What is required -
Search the listing below for "αξίας". Copy each matching line.

_ _ _ _ _

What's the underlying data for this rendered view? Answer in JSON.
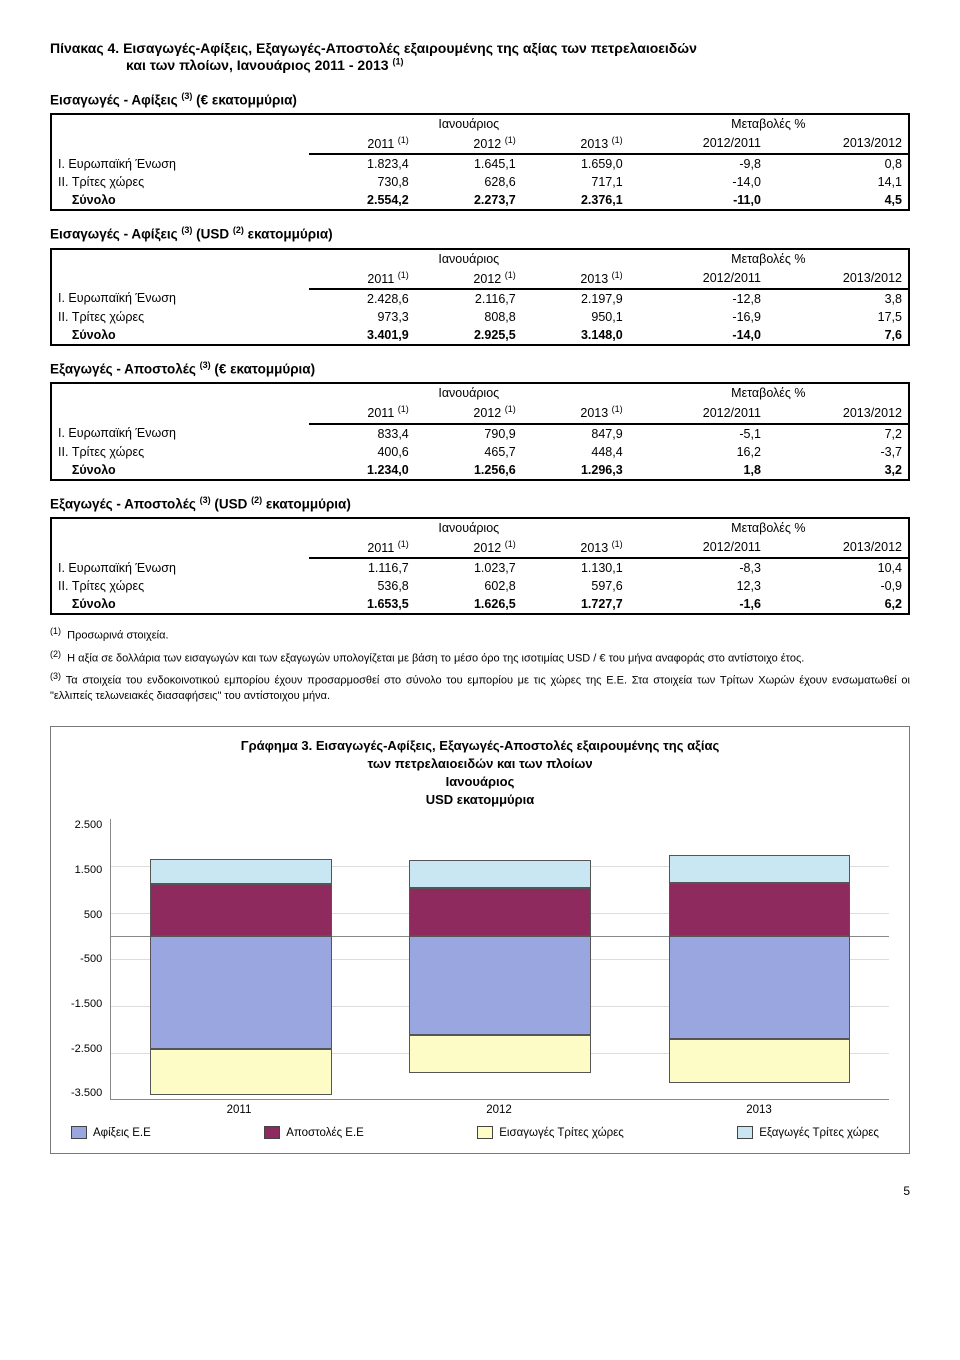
{
  "table_title_prefix": "Πίνακας 4.",
  "table_title_line1": " Εισαγωγές-Αφίξεις, Εξαγωγές-Αποστολές εξαιρουμένης της αξίας των πετρελαιοειδών",
  "table_title_line2": "και των πλοίων, Ιανουάριος 2011 - 2013 ",
  "fn1": "(1)",
  "fn2": "(2)",
  "fn3": "(3)",
  "hdr_ian": "Ιανουάριος",
  "hdr_met": "Μεταβολές %",
  "col_2011": "2011 ",
  "col_2012": "2012 ",
  "col_2013": "2013 ",
  "col_1211": "2012/2011",
  "col_1312": "2013/2012",
  "row_eu": "I. Ευρωπαϊκή Ένωση",
  "row_tr": "II. Τρίτες χώρες",
  "row_syn": "Σύνολο",
  "tables": [
    {
      "subtitle": "Εισαγωγές - Αφίξεις ",
      "suffix": " (€ εκατομμύρια)",
      "rows": [
        [
          "1.823,4",
          "1.645,1",
          "1.659,0",
          "-9,8",
          "0,8"
        ],
        [
          "730,8",
          "628,6",
          "717,1",
          "-14,0",
          "14,1"
        ],
        [
          "2.554,2",
          "2.273,7",
          "2.376,1",
          "-11,0",
          "4,5"
        ]
      ]
    },
    {
      "subtitle": "Εισαγωγές - Αφίξεις ",
      "suffix": " (USD ",
      "suffix2": " εκατομμύρια)",
      "rows": [
        [
          "2.428,6",
          "2.116,7",
          "2.197,9",
          "-12,8",
          "3,8"
        ],
        [
          "973,3",
          "808,8",
          "950,1",
          "-16,9",
          "17,5"
        ],
        [
          "3.401,9",
          "2.925,5",
          "3.148,0",
          "-14,0",
          "7,6"
        ]
      ]
    },
    {
      "subtitle": "Εξαγωγές - Αποστολές ",
      "suffix": " (€ εκατομμύρια)",
      "rows": [
        [
          "833,4",
          "790,9",
          "847,9",
          "-5,1",
          "7,2"
        ],
        [
          "400,6",
          "465,7",
          "448,4",
          "16,2",
          "-3,7"
        ],
        [
          "1.234,0",
          "1.256,6",
          "1.296,3",
          "1,8",
          "3,2"
        ]
      ]
    },
    {
      "subtitle": "Εξαγωγές - Αποστολές ",
      "suffix": "  (USD ",
      "suffix2": " εκατομμύρια)",
      "rows": [
        [
          "1.116,7",
          "1.023,7",
          "1.130,1",
          "-8,3",
          "10,4"
        ],
        [
          "536,8",
          "602,8",
          "597,6",
          "12,3",
          "-0,9"
        ],
        [
          "1.653,5",
          "1.626,5",
          "1.727,7",
          "-1,6",
          "6,2"
        ]
      ]
    }
  ],
  "footnotes": {
    "f1": "Προσωρινά στοιχεία.",
    "f2": "Η αξία σε δολλάρια των εισαγωγών και των εξαγωγών υπολογίζεται με βάση το μέσο όρο της ισοτιμίας USD / € του μήνα αναφοράς στο αντίστοιχο έτος.",
    "f3": "Τα στοιχεία του ενδοκοινοτικού εμπορίου έχουν προσαρμοσθεί στο σύνολο του εμπορίου με τις χώρες της Ε.Ε. Στα στοιχεία των Τρίτων Χωρών έχουν ενσωματωθεί οι \"ελλιπείς τελωνειακές διασαφήσεις\" του αντίστοιχου μήνα."
  },
  "chart": {
    "title_l1": "Γράφημα 3. Εισαγωγές-Αφίξεις,  Εξαγωγές-Αποστολές εξαιρουμένης της αξίας",
    "title_l2": "των πετρελαιοειδών και  των πλοίων",
    "title_l3": "Ιανουάριος",
    "title_l4": "USD εκατομμύρια",
    "ymin": -3500,
    "ymax": 2500,
    "step": 1000,
    "yticks": [
      "2.500",
      "1.500",
      "500",
      "-500",
      "-1.500",
      "-2.500",
      "-3.500"
    ],
    "years": [
      "2011",
      "2012",
      "2013"
    ],
    "series": [
      {
        "name": "Αφίξεις Ε.Ε",
        "color": "#9aa6e0",
        "values": [
          -2428.6,
          -2116.7,
          -2197.9
        ]
      },
      {
        "name": "Αποστολές  Ε.Ε",
        "color": "#8f2a5f",
        "values": [
          1116.7,
          1023.7,
          1130.1
        ]
      },
      {
        "name": "Εισαγωγές Τρίτες χώρες",
        "color": "#fdfcc7",
        "values": [
          -973.3,
          -808.8,
          -950.1
        ]
      },
      {
        "name": "Εξαγωγές Τρίτες χώρες",
        "color": "#c9e7f2",
        "values": [
          536.8,
          602.8,
          597.6
        ]
      }
    ]
  },
  "page_num": "5"
}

_ _ _ _ _

Task answer -
  "table_title_line1": " Εισαγωγές-Αφίξεις, Εξαγωγές-Αποστολές εξαιρουμένης της αξίας των πετρελαιοειδών",
    "title_l1": "Γράφημα 3. Εισαγωγές-Αφίξεις,  Εξαγωγές-Αποστολές εξαιρουμένης της αξίας",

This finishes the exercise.